## Task instructions
Faithfully return all lines, omitting every embedded picture.

----------------

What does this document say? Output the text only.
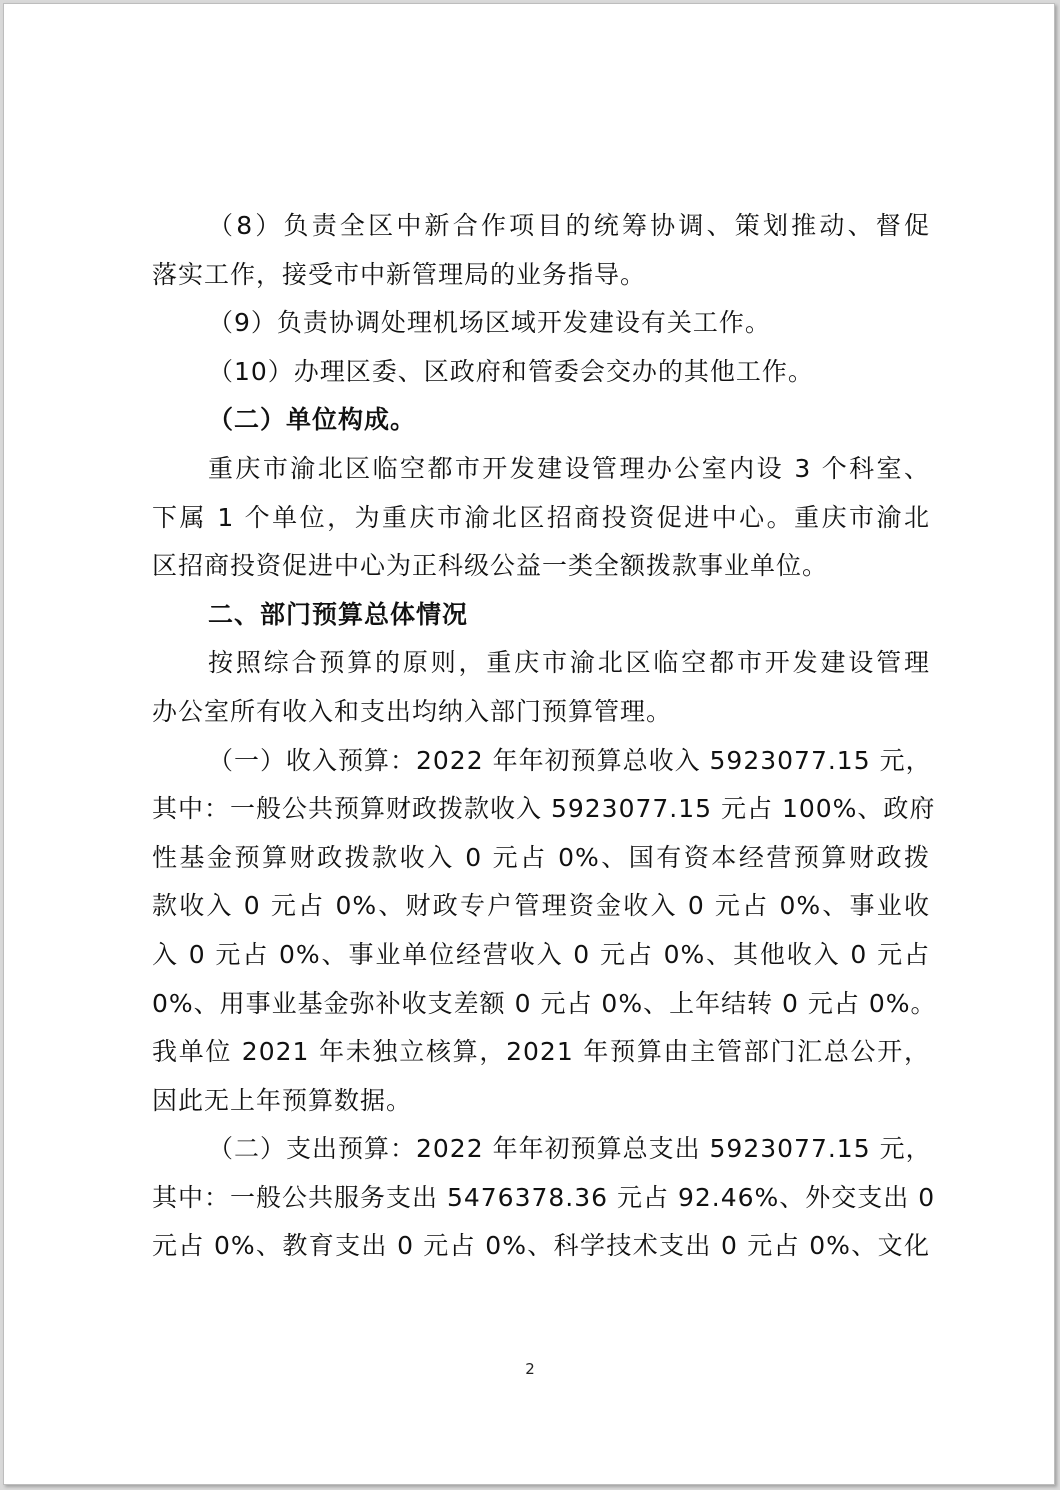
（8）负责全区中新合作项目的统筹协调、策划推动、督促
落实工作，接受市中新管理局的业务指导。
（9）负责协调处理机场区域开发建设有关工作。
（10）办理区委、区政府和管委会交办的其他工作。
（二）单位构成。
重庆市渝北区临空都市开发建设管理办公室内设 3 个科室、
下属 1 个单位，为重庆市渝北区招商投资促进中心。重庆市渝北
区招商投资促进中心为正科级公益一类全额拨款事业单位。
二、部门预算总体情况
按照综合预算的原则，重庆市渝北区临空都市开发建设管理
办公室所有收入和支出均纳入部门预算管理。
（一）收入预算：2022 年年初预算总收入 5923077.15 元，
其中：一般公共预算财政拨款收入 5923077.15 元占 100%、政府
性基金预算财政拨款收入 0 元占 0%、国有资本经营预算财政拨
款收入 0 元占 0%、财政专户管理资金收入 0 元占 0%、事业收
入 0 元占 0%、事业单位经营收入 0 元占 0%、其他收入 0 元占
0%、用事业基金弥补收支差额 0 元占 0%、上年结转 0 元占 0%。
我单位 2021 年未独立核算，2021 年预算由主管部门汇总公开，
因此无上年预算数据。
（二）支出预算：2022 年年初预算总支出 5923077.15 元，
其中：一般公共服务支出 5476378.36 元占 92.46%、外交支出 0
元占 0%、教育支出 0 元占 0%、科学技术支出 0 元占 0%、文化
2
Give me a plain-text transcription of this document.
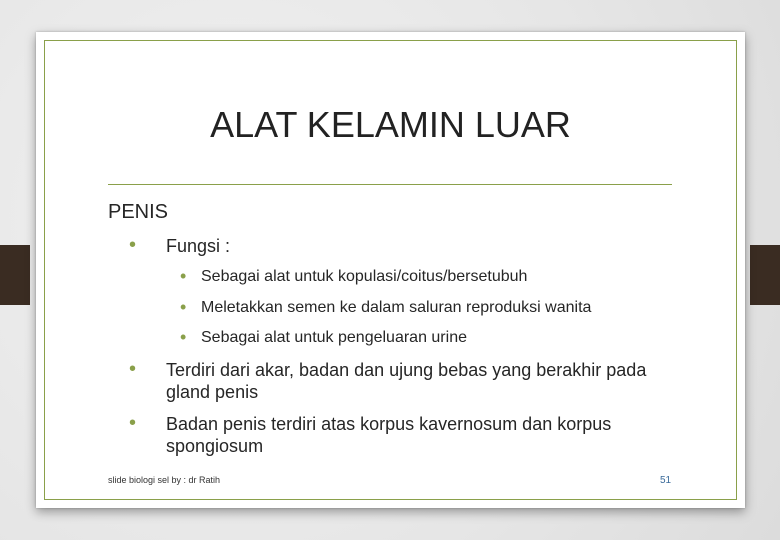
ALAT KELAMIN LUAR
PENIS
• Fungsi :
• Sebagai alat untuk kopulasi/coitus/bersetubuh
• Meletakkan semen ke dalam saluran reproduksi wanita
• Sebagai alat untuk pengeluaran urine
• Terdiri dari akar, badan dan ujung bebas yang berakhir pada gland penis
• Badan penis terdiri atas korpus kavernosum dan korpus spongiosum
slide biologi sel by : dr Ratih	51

----------------

## Answer to this exercise
What does this document say? Output the text only.
（8）负责全区中新合作项目的统筹协调、策划推动、督促
落实工作，接受市中新管理局的业务指导。
（9）负责协调处理机场区域开发建设有关工作。
（10）办理区委、区政府和管委会交办的其他工作。
（二）单位构成。
重庆市渝北区临空都市开发建设管理办公室内设 3 个科室、
下属 1 个单位，为重庆市渝北区招商投资促进中心。重庆市渝北
区招商投资促进中心为正科级公益一类全额拨款事业单位。
二、部门预算总体情况
按照综合预算的原则，重庆市渝北区临空都市开发建设管理
办公室所有收入和支出均纳入部门预算管理。
（一）收入预算：2022 年年初预算总收入 5923077.15 元，
其中：一般公共预算财政拨款收入 5923077.15 元占 100%、政府
性基金预算财政拨款收入 0 元占 0%、国有资本经营预算财政拨
款收入 0 元占 0%、财政专户管理资金收入 0 元占 0%、事业收
入 0 元占 0%、事业单位经营收入 0 元占 0%、其他收入 0 元占
0%、用事业基金弥补收支差额 0 元占 0%、上年结转 0 元占 0%。
我单位 2021 年未独立核算，2021 年预算由主管部门汇总公开，
因此无上年预算数据。
（二）支出预算：2022 年年初预算总支出 5923077.15 元，
其中：一般公共服务支出 5476378.36 元占 92.46%、外交支出 0
元占 0%、教育支出 0 元占 0%、科学技术支出 0 元占 0%、文化
2
Give me a plain-text transcription of this document.
ALAT KELAMIN LUAR
PENIS
• Fungsi :
• Sebagai alat untuk kopulasi/coitus/bersetubuh
• Meletakkan semen ke dalam saluran reproduksi wanita
• Sebagai alat untuk pengeluaran urine
• Terdiri dari akar, badan dan ujung bebas yang berakhir pada gland penis
• Badan penis terdiri atas korpus kavernosum dan korpus spongiosum
slide biologi sel by : dr Ratih	51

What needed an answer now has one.